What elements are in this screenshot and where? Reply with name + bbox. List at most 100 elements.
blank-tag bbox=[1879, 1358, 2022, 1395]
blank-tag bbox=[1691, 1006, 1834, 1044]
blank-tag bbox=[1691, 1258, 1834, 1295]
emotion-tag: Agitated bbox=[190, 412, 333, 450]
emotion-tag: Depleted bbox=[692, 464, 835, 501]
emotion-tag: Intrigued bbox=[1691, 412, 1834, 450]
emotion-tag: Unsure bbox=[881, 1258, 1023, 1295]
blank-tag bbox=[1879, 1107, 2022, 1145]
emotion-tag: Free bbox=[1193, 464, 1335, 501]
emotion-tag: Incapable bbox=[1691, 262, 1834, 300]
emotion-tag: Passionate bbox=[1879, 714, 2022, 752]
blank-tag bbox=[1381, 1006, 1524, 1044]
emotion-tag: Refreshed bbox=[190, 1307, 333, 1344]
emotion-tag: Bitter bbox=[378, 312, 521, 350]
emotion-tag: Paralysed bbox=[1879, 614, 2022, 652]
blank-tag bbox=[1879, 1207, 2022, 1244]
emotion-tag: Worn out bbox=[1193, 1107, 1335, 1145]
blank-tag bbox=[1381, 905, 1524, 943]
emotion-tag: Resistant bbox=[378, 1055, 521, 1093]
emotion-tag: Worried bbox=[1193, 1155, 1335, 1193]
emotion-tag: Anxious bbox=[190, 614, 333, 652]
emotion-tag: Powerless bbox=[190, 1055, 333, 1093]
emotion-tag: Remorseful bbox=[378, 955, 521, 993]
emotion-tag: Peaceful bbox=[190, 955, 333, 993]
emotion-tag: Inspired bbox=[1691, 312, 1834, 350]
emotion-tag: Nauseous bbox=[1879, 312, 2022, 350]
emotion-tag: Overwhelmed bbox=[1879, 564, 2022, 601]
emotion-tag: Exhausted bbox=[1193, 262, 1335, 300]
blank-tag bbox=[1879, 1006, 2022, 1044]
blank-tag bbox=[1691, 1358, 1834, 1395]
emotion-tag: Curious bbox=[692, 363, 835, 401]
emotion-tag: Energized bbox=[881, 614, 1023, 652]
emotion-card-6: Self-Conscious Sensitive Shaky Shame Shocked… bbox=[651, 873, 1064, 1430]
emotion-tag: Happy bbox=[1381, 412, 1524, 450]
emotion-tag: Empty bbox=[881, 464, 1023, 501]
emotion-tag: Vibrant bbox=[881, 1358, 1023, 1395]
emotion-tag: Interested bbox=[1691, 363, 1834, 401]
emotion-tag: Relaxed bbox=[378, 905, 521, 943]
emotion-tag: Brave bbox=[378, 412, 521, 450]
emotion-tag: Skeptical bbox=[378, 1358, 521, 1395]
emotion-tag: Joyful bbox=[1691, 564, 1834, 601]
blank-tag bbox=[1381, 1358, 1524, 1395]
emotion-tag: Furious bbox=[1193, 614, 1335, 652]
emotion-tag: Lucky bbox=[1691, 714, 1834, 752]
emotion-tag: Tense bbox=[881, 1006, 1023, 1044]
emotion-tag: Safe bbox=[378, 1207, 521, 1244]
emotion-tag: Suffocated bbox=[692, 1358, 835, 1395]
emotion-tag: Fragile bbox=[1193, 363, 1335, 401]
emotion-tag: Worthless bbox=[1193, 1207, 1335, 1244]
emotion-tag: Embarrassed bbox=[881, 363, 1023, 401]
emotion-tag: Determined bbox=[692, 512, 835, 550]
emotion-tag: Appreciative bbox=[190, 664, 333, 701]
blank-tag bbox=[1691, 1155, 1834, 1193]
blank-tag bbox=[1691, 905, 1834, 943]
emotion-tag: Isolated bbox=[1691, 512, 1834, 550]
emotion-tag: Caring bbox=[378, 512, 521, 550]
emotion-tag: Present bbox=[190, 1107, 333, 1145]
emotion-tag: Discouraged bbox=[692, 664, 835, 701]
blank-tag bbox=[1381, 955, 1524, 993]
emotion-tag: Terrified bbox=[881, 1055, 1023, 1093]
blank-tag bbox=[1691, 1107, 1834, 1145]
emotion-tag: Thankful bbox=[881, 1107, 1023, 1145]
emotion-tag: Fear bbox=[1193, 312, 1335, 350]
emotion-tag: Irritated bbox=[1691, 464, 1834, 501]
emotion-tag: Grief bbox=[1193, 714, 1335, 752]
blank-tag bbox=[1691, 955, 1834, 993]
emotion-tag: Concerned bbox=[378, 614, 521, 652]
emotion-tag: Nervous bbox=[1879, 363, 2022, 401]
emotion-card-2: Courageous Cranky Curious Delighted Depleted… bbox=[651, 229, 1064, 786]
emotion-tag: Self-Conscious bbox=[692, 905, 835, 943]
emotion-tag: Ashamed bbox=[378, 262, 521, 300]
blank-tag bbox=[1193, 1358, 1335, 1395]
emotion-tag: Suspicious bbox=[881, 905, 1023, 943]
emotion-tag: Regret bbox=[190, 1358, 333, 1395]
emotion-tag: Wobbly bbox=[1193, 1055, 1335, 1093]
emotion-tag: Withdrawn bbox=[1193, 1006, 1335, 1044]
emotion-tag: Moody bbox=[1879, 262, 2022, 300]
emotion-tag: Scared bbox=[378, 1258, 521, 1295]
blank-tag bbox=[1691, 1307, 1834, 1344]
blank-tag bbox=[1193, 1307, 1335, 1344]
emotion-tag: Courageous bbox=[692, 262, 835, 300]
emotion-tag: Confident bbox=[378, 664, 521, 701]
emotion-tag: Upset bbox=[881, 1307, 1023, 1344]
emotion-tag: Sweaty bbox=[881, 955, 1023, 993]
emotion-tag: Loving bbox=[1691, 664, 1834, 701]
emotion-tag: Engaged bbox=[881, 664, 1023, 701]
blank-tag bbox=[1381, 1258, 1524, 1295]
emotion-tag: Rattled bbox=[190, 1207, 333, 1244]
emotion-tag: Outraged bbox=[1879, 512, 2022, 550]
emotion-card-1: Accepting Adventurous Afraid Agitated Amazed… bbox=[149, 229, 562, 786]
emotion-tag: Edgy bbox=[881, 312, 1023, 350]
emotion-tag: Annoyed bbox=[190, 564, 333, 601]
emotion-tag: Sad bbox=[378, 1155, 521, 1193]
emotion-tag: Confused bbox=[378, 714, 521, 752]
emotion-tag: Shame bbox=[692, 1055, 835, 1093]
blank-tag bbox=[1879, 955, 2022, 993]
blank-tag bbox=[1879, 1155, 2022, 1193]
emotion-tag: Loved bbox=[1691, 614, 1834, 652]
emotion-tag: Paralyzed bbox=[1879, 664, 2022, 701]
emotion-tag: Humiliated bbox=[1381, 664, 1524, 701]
▬▬▬▬▬▬▬▬▬▬
GOAL OF THE EXERCISE = Copy the lines from the start of the records through the line containing "blank-tag bbox=[1381, 905, 1524, 943]", including both of them.

EXERCISE RESULT =
What elements are in this screenshot and where? Reply with name + bbox. List at most 100 elements.
blank-tag bbox=[1879, 1358, 2022, 1395]
blank-tag bbox=[1691, 1006, 1834, 1044]
blank-tag bbox=[1691, 1258, 1834, 1295]
emotion-tag: Agitated bbox=[190, 412, 333, 450]
emotion-tag: Depleted bbox=[692, 464, 835, 501]
emotion-tag: Intrigued bbox=[1691, 412, 1834, 450]
emotion-tag: Unsure bbox=[881, 1258, 1023, 1295]
blank-tag bbox=[1879, 1107, 2022, 1145]
emotion-tag: Free bbox=[1193, 464, 1335, 501]
emotion-tag: Incapable bbox=[1691, 262, 1834, 300]
emotion-tag: Passionate bbox=[1879, 714, 2022, 752]
blank-tag bbox=[1381, 1006, 1524, 1044]
emotion-tag: Refreshed bbox=[190, 1307, 333, 1344]
emotion-tag: Bitter bbox=[378, 312, 521, 350]
emotion-tag: Paralysed bbox=[1879, 614, 2022, 652]
blank-tag bbox=[1879, 1207, 2022, 1244]
emotion-tag: Worn out bbox=[1193, 1107, 1335, 1145]
blank-tag bbox=[1381, 905, 1524, 943]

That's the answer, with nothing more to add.